Figure content listings
** BEGIN **

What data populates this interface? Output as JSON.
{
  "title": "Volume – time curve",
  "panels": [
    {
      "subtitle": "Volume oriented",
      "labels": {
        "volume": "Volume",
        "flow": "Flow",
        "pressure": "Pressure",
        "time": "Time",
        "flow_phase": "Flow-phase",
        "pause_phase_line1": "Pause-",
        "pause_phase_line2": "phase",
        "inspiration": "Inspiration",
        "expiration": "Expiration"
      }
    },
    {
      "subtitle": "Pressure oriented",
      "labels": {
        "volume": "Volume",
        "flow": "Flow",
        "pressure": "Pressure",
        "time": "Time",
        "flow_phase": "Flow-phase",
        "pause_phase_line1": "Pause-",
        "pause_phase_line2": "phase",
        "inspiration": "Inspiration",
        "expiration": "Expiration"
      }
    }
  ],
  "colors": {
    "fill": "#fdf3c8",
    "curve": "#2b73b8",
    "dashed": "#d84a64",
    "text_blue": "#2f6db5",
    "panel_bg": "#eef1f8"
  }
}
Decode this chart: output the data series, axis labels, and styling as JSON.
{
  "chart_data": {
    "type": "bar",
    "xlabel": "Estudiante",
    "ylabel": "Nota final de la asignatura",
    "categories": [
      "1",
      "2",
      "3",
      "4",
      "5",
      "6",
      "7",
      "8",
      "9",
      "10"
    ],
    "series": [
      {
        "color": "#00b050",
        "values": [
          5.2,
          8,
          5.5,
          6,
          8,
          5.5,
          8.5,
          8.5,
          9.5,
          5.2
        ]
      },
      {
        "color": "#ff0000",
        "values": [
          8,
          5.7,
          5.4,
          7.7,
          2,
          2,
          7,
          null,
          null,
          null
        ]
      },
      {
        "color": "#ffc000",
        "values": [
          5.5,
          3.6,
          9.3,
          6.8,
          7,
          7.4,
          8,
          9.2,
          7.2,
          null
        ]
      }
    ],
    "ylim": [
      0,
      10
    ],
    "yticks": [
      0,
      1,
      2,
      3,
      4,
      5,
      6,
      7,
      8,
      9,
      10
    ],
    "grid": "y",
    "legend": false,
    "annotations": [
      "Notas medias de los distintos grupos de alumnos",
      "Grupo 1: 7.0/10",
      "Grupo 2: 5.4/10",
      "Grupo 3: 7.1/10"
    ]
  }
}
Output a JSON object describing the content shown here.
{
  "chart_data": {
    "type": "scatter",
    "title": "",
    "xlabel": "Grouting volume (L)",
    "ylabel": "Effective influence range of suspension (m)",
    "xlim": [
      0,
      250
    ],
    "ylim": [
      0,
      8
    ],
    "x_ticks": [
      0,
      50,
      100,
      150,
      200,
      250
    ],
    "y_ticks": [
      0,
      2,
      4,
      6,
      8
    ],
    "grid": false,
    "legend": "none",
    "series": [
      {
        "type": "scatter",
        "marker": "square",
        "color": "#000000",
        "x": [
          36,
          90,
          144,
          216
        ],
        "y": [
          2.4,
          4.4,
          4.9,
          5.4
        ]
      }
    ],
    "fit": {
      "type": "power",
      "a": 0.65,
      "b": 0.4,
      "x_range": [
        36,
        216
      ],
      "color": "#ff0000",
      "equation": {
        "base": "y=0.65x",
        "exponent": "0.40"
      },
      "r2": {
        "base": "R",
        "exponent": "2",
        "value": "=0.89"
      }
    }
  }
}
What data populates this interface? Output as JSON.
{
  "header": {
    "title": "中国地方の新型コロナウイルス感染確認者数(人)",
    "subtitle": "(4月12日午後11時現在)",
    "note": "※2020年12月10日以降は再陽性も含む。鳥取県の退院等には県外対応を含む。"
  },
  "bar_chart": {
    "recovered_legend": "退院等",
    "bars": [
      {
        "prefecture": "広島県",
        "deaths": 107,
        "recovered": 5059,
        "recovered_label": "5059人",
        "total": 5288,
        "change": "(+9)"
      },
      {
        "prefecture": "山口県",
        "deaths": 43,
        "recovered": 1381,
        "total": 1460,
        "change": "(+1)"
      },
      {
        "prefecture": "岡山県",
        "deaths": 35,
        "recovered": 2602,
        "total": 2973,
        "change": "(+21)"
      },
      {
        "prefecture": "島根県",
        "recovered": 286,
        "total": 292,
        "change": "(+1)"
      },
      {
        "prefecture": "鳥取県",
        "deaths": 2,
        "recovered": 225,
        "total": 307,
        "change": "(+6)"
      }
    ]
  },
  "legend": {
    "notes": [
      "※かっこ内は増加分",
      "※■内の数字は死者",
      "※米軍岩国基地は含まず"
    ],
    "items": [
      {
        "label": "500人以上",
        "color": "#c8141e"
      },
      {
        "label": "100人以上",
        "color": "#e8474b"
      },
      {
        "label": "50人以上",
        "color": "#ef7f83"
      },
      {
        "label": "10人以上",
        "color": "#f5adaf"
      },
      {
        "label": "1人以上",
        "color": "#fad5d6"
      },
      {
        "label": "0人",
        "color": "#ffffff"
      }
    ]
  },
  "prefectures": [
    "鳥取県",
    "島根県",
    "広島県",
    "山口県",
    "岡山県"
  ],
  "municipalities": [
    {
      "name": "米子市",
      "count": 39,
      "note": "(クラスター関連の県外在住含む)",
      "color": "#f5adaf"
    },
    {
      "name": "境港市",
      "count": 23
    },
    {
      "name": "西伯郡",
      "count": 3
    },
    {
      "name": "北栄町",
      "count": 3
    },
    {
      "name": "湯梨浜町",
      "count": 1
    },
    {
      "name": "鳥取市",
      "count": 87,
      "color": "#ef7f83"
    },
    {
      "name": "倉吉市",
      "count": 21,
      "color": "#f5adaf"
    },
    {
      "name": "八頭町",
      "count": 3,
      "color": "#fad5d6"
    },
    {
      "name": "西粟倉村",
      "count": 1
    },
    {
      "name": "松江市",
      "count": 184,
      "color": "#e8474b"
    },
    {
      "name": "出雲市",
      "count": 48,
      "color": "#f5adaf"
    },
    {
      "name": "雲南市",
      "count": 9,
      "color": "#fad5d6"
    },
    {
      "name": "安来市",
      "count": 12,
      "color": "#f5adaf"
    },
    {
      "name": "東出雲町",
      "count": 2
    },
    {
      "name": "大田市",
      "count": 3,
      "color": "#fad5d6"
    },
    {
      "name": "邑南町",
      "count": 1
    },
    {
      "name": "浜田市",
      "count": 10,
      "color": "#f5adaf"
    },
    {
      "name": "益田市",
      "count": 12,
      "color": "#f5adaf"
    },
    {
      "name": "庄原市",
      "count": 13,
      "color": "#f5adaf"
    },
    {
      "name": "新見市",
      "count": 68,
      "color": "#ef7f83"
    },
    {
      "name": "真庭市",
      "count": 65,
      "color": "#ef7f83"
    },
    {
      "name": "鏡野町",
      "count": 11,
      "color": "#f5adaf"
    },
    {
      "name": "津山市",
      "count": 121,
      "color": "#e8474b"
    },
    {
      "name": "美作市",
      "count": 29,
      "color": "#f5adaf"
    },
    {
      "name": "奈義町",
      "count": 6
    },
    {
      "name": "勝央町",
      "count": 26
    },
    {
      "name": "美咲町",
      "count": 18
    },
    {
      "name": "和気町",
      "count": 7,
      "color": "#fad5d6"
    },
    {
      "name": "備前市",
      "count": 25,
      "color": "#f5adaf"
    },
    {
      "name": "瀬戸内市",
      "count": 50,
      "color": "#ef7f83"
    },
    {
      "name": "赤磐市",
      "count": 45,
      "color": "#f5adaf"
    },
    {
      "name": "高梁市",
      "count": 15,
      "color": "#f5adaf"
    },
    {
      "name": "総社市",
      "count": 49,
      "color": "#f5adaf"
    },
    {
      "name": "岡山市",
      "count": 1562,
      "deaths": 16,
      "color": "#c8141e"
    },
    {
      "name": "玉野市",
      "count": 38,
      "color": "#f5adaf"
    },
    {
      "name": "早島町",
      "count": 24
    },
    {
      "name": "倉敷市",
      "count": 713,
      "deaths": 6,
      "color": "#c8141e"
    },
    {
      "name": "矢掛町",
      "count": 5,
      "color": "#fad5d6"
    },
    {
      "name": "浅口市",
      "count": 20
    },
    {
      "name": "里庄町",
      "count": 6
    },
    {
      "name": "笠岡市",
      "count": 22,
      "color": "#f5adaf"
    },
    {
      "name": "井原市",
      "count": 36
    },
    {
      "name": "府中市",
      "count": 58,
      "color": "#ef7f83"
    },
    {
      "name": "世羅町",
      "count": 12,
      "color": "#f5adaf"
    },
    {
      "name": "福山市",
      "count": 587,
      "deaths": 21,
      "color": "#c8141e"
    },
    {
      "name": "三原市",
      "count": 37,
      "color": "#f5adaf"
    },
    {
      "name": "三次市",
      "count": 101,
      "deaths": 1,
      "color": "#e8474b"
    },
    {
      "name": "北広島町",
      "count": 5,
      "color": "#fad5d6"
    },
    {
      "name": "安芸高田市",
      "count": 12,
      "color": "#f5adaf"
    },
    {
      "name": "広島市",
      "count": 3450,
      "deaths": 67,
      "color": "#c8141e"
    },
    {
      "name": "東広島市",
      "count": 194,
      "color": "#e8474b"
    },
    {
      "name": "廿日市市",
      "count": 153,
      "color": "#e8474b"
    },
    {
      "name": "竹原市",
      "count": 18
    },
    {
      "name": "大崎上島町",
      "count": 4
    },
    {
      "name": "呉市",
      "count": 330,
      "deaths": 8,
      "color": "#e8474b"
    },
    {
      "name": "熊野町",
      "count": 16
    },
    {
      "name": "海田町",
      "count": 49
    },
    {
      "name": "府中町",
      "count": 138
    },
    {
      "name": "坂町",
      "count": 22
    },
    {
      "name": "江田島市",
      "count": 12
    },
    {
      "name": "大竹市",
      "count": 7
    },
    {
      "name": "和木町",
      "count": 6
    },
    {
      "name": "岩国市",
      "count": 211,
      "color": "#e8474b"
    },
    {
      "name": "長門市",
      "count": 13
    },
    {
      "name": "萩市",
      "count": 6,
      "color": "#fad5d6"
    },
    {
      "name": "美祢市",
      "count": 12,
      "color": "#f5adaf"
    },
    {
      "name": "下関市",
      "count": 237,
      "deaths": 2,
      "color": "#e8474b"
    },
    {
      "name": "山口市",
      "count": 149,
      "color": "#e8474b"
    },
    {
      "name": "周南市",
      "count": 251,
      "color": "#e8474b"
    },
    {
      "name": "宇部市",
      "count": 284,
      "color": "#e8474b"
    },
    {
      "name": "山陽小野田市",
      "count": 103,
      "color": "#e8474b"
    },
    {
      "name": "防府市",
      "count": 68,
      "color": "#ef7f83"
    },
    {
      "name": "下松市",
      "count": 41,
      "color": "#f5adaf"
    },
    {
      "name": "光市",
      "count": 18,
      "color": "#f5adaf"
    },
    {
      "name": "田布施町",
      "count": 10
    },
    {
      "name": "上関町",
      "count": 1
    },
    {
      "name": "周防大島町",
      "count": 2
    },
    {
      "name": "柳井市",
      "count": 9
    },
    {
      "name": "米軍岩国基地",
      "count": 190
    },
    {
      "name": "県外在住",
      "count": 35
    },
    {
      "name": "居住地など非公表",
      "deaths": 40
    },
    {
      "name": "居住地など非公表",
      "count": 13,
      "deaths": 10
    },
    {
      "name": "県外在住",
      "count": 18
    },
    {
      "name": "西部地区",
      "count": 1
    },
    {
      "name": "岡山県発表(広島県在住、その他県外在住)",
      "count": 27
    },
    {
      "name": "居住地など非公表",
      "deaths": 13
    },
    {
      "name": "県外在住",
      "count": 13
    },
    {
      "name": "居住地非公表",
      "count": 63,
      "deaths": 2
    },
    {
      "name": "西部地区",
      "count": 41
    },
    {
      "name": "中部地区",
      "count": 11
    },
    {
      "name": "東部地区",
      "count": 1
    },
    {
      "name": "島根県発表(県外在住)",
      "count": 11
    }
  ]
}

** END **

• Your instructions: Check each line of the entries for the string "subtitle". Copy the lines that have it.

• The result:
      "subtitle": "Volume oriented",
      "subtitle": "Pressure oriented",
    "subtitle": "(4月12日午後11時現在)",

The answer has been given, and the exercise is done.